Render the material again word for word, skipping the pictures in it.

# [Entries from a visual dataset]
-=-=-

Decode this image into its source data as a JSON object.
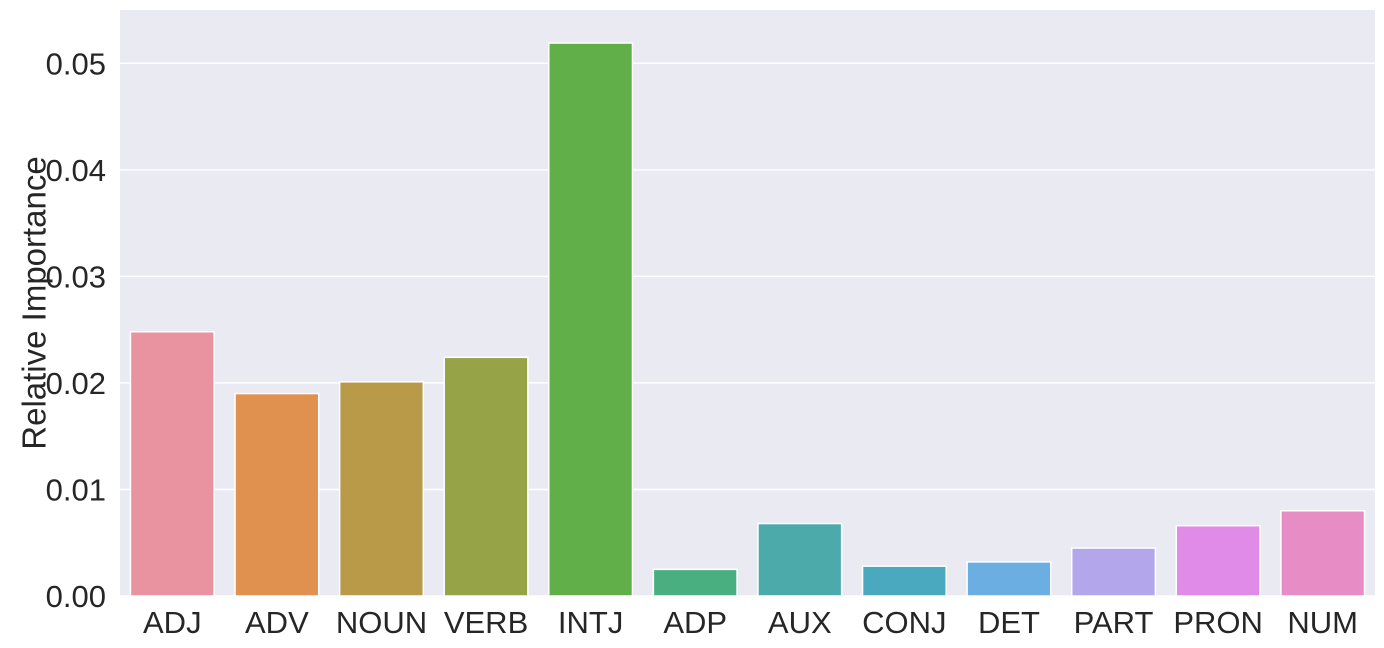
{
  "chart_data": {
    "type": "bar",
    "categories": [
      "ADJ",
      "ADV",
      "NOUN",
      "VERB",
      "INTJ",
      "ADP",
      "AUX",
      "CONJ",
      "DET",
      "PART",
      "PRON",
      "NUM"
    ],
    "values": [
      0.0248,
      0.019,
      0.0201,
      0.0224,
      0.0519,
      0.0025,
      0.0068,
      0.0028,
      0.0032,
      0.0045,
      0.0066,
      0.008
    ],
    "colors": [
      "#e8939f",
      "#e0904f",
      "#b89a48",
      "#97a347",
      "#61af49",
      "#4aaf80",
      "#4cabaa",
      "#4ba9bf",
      "#6aaee2",
      "#b4a6ea",
      "#e08be8",
      "#e88cc5"
    ],
    "title": "",
    "xlabel": "",
    "ylabel": "Relative Importance",
    "ylim": [
      0,
      0.055
    ],
    "yticks": [
      0.0,
      0.01,
      0.02,
      0.03,
      0.04,
      0.05
    ],
    "ytick_labels": [
      "0.00",
      "0.01",
      "0.02",
      "0.03",
      "0.04",
      "0.05"
    ],
    "grid": true,
    "background": "#eaeaf2",
    "legend": "none"
  }
}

-=-=-

# [CORRECT RESULT]
Decode this image into its source data as a JSON object.
{
  "chart_data": {
    "type": "bar",
    "categories": [
      "ADJ",
      "ADV",
      "NOUN",
      "VERB",
      "INTJ",
      "ADP",
      "AUX",
      "CONJ",
      "DET",
      "PART",
      "PRON",
      "NUM"
    ],
    "values": [
      0.0248,
      0.019,
      0.0201,
      0.0224,
      0.0519,
      0.0025,
      0.0068,
      0.0028,
      0.0032,
      0.0045,
      0.0066,
      0.008
    ],
    "colors": [
      "#e8939f",
      "#e0904f",
      "#b89a48",
      "#97a347",
      "#61af49",
      "#4aaf80",
      "#4cabaa",
      "#4ba9bf",
      "#6aaee2",
      "#b4a6ea",
      "#e08be8",
      "#e88cc5"
    ],
    "title": "",
    "xlabel": "",
    "ylabel": "Relative Importance",
    "ylim": [
      0,
      0.055
    ],
    "yticks": [
      0.0,
      0.01,
      0.02,
      0.03,
      0.04,
      0.05
    ],
    "ytick_labels": [
      "0.00",
      "0.01",
      "0.02",
      "0.03",
      "0.04",
      "0.05"
    ],
    "grid": true,
    "background": "#eaeaf2",
    "legend": "none"
  }
}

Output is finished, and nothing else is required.